Dataset items:
──────────────────────────────
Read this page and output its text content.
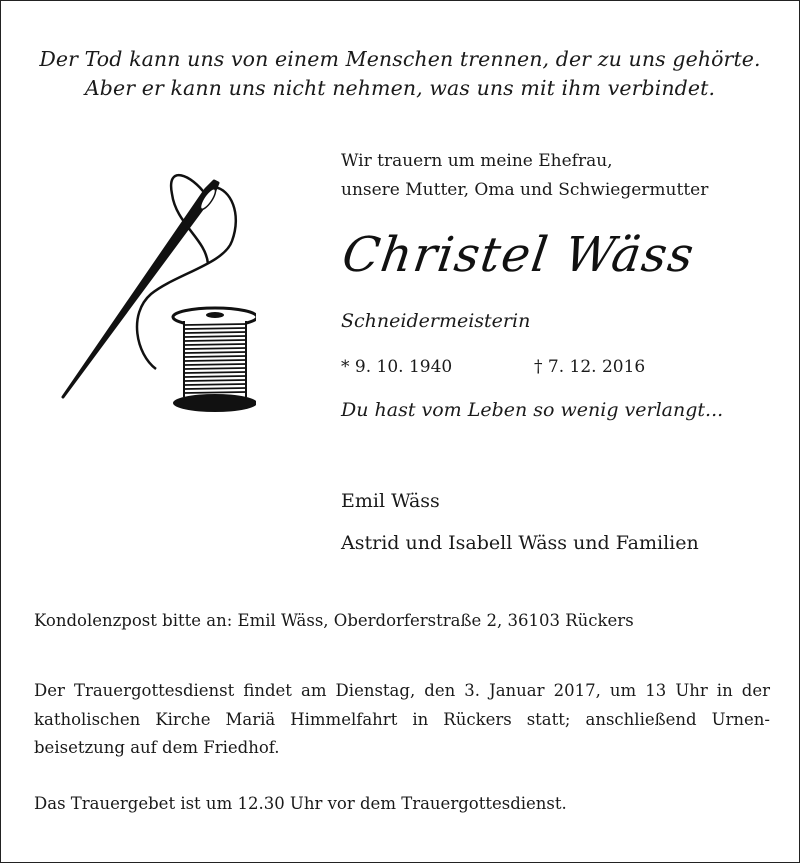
Der Tod kann uns von einem Menschen trennen, der zu uns gehörte.
Aber er kann uns nicht nehmen, was uns mit ihm verbindet.
Wir trauern um meine Ehefrau,
unsere Mutter, Oma und Schwiegermutter
Christel Wäss
Schneidermeisterin
* 9. 10. 1940	† 7. 12. 2016
Du hast vom Leben so wenig verlangt...
Emil Wäss
Astrid und Isabell Wäss und Familien
Kondolenzpost bitte an: Emil Wäss, Oberdorferstraße 2, 36103 Rückers
Der Trauergottesdienst findet am Dienstag, den 3. Januar 2017, um 13 Uhr in der
katholischen Kirche Mariä Himmelfahrt in Rückers statt; anschließend Urnen-
beisetzung auf dem Friedhof.
Das Trauergebet ist um 12.30 Uhr vor dem Trauergottesdienst.
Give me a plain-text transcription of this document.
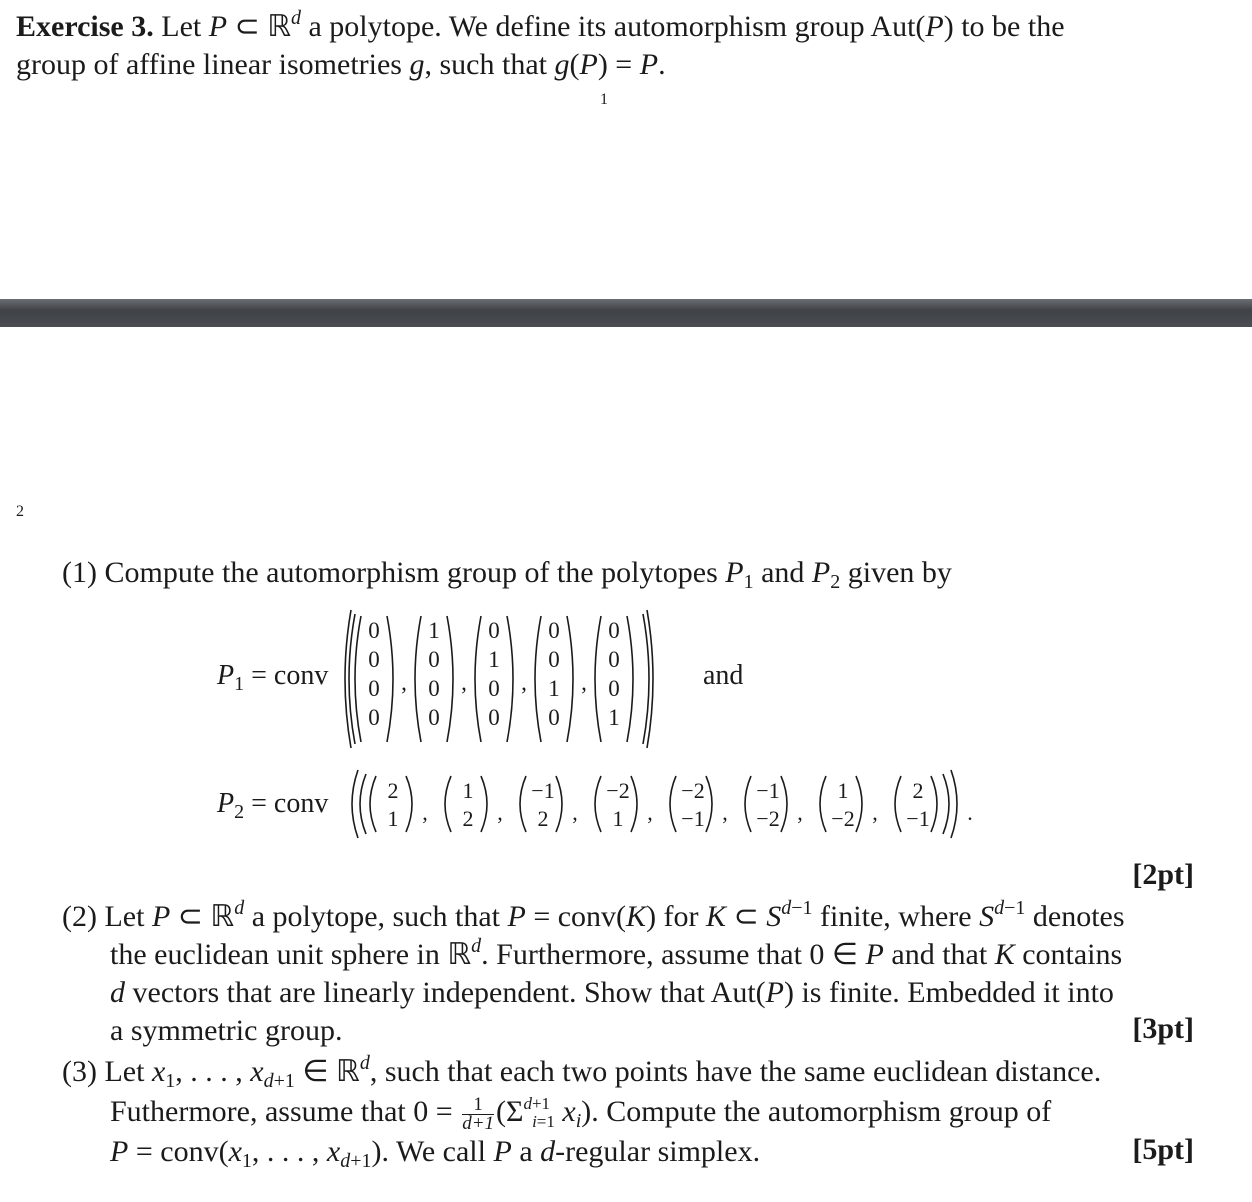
Exercise 3. Let P ⊂ ℝ$^d$ a polytope. We define its automorphism group Aut(P) to be the
group of affine linear isometries g, such that g(P) = P.
1
2
(1) Compute the automorphism group of the polytopes $P_1$ and $P_2$ given by
$P_1$ = conv
0
0
0
0
,
1
0
0
0
,
0
1
0
0
,
0
0
1
0
,
0
0
0
1
and
$P_2$ = conv	2
1 ,
1
2 ,
−1
2 ,
−2
1 ,
−2
−1 ,
−1
−2 ,
1
−2 ,
2
−1 .
[2pt]
(2) Let P ⊂ ℝ$^d$ a polytope, such that P = conv(K) for K ⊂ $S^{d-1}$ finite, where $S^{d-1}$ denotes
the euclidean unit sphere in ℝ$^d$. Furthermore, assume that 0 ∈ P and that K contains
d vectors that are linearly independent. Show that Aut(P) is finite. Embedded it into
a symmetric group.	[3pt]
(3) Let $x_1$, . . . , $x_{d+1}$ ∈ ℝ$^d$, such that each two points have the same euclidean distance.
Futhermore, assume that $0 = \frac{1}{d+1} (\Sigma^{d+1}_{i=1}$ $x_i$). Compute the automorphism group of
$P = conv(x_1$, . . . , $x_{d+1}$). We call P a d-regular simplex.	[5pt]
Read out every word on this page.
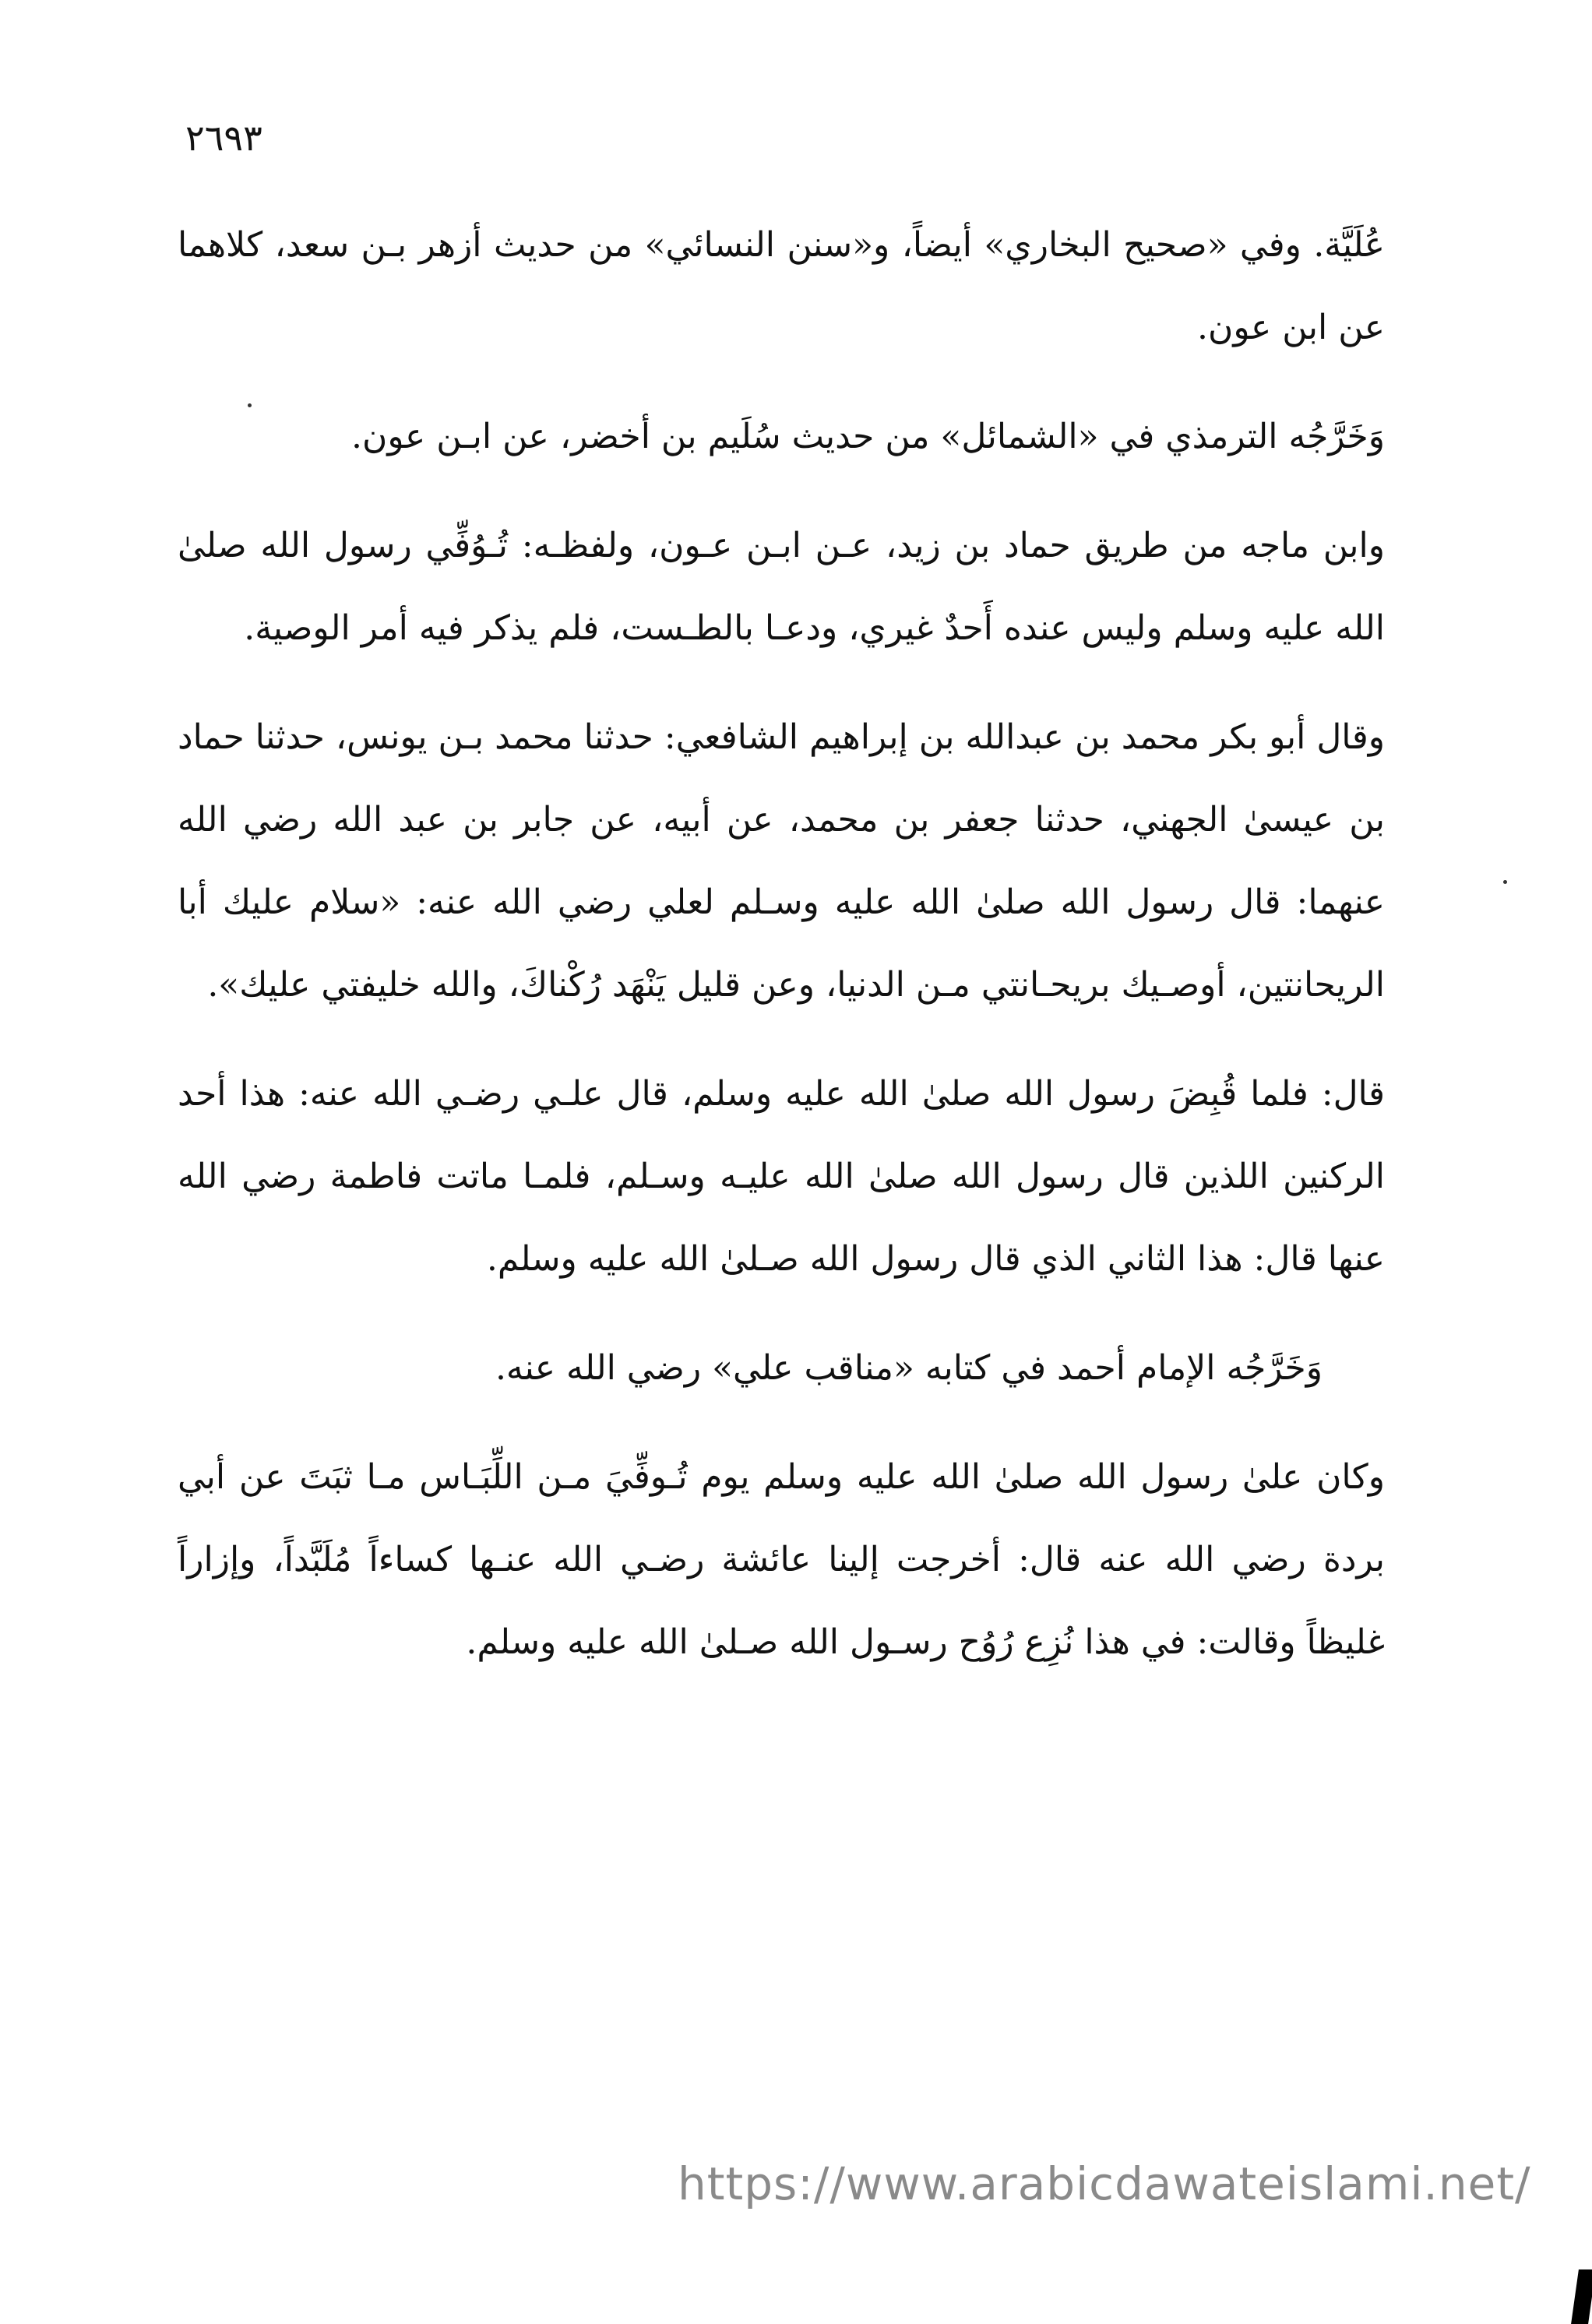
٢٦٩٣

عُلَيَّة. وفي «صحيح البخاري» أيضاً، و«سنن النسائي» من حديث أزهر بـن سعد، كلاهما عن ابن عون.

وَخَرَّجُه الترمذي في «الشمائل» من حديث سُلَيم بن أخضر، عن ابـن عون.

وابن ماجه من طريق حماد بن زيد، عـن ابـن عـون، ولفظـه: تُـوُفِّي رسول الله صلىٰ الله عليه وسلم وليس عنده أَحدٌ غيري، ودعـا بالطـست، فلم يذكر فيه أمر الوصية.

وقال أبو بكر محمد بن عبدالله بن إبراهيم الشافعي: حدثنا محمد بـن يونس، حدثنا حماد بن عيسىٰ الجهني، حدثنا جعفر بن محمد، عن أبيه، عن جابر بن عبد الله رضي الله عنهما: قال رسول الله صلىٰ الله عليه وسـلم لعلي رضي الله عنه: «سلام عليك أبا الريحانتين، أوصـيك بريحـانتي مـن الدنيا، وعن قليل يَنْهَد رُكْناكَ، والله خليفتي عليك».

قال: فلما قُبِضَ رسول الله صلىٰ الله عليه وسلم، قال علـي رضـي الله عنه: هذا أحد الركنين اللذين قال رسول الله صلىٰ الله عليـه وسـلم، فلمـا ماتت فاطمة رضي الله عنها قال: هذا الثاني الذي قال رسول الله صـلىٰ الله عليه وسلم.

وَخَرَّجُه الإمام أحمد في كتابه «مناقب علي» رضي الله عنه.

وكان علىٰ رسول الله صلىٰ الله عليه وسلم يوم تُـوفِّيَ مـن اللِّبَـاس مـا ثبَتَ عن أبي بردة رضي الله عنه قال: أخرجت إلينا عائشة رضـي الله عنـها كساءاً مُلَبَّداً، وإزاراً غليظاً وقالت: في هذا نُزِع رُوُح رسـول الله صـلىٰ الله عليه وسلم.

https://www.arabicdawateislami.net/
──────────────────────────────
- [Objective]: Copy out each line word for word, please, skipping the images.

- [Task solution]:
Read this page and output its text content.
Der Tod kann uns von einem Menschen trennen, der zu uns gehörte.
Aber er kann uns nicht nehmen, was uns mit ihm verbindet.
Wir trauern um meine Ehefrau,
unsere Mutter, Oma und Schwiegermutter
Christel Wäss
Schneidermeisterin
* 9. 10. 1940	† 7. 12. 2016
Du hast vom Leben so wenig verlangt...
Emil Wäss
Astrid und Isabell Wäss und Familien
Kondolenzpost bitte an: Emil Wäss, Oberdorferstraße 2, 36103 Rückers
Der Trauergottesdienst findet am Dienstag, den 3. Januar 2017, um 13 Uhr in der
katholischen Kirche Mariä Himmelfahrt in Rückers statt; anschließend Urnen-
beisetzung auf dem Friedhof.
Das Trauergebet ist um 12.30 Uhr vor dem Trauergottesdienst.
Give me a plain-text transcription of this document.
Exercise 3. Let P ⊂ ℝ$^d$ a polytope. We define its automorphism group Aut(P) to be the
group of affine linear isometries g, such that g(P) = P.
1
2
(1) Compute the automorphism group of the polytopes $P_1$ and $P_2$ given by
$P_1$ = conv
0
0
0
0
,
1
0
0
0
,
0
1
0
0
,
0
0
1
0
,
0
0
0
1
and
$P_2$ = conv	2
1 ,
1
2 ,
−1
2 ,
−2
1 ,
−2
−1 ,
−1
−2 ,
1
−2 ,
2
−1 .
[2pt]
(2) Let P ⊂ ℝ$^d$ a polytope, such that P = conv(K) for K ⊂ $S^{d-1}$ finite, where $S^{d-1}$ denotes
the euclidean unit sphere in ℝ$^d$. Furthermore, assume that 0 ∈ P and that K contains
d vectors that are linearly independent. Show that Aut(P) is finite. Embedded it into
a symmetric group.	[3pt]
(3) Let $x_1$, . . . , $x_{d+1}$ ∈ ℝ$^d$, such that each two points have the same euclidean distance.
Futhermore, assume that $0 = \frac{1}{d+1} (\Sigma^{d+1}_{i=1}$ $x_i$). Compute the automorphism group of
$P = conv(x_1$, . . . , $x_{d+1}$). We call P a d-regular simplex.	[5pt]
Read out every word on this page.
٢٦٩٣

عُلَيَّة. وفي «صحيح البخاري» أيضاً، و«سنن النسائي» من حديث أزهر بـن سعد، كلاهما عن ابن عون.

وَخَرَّجُه الترمذي في «الشمائل» من حديث سُلَيم بن أخضر، عن ابـن عون.

وابن ماجه من طريق حماد بن زيد، عـن ابـن عـون، ولفظـه: تُـوُفِّي رسول الله صلىٰ الله عليه وسلم وليس عنده أَحدٌ غيري، ودعـا بالطـست، فلم يذكر فيه أمر الوصية.

وقال أبو بكر محمد بن عبدالله بن إبراهيم الشافعي: حدثنا محمد بـن يونس، حدثنا حماد بن عيسىٰ الجهني، حدثنا جعفر بن محمد، عن أبيه، عن جابر بن عبد الله رضي الله عنهما: قال رسول الله صلىٰ الله عليه وسـلم لعلي رضي الله عنه: «سلام عليك أبا الريحانتين، أوصـيك بريحـانتي مـن الدنيا، وعن قليل يَنْهَد رُكْناكَ، والله خليفتي عليك».

قال: فلما قُبِضَ رسول الله صلىٰ الله عليه وسلم، قال علـي رضـي الله عنه: هذا أحد الركنين اللذين قال رسول الله صلىٰ الله عليـه وسـلم، فلمـا ماتت فاطمة رضي الله عنها قال: هذا الثاني الذي قال رسول الله صـلىٰ الله عليه وسلم.

وَخَرَّجُه الإمام أحمد في كتابه «مناقب علي» رضي الله عنه.

وكان علىٰ رسول الله صلىٰ الله عليه وسلم يوم تُـوفِّيَ مـن اللِّبَـاس مـا ثبَتَ عن أبي بردة رضي الله عنه قال: أخرجت إلينا عائشة رضـي الله عنـها كساءاً مُلَبَّداً، وإزاراً غليظاً وقالت: في هذا نُزِع رُوُح رسـول الله صـلىٰ الله عليه وسلم.

https://www.arabicdawateislami.net/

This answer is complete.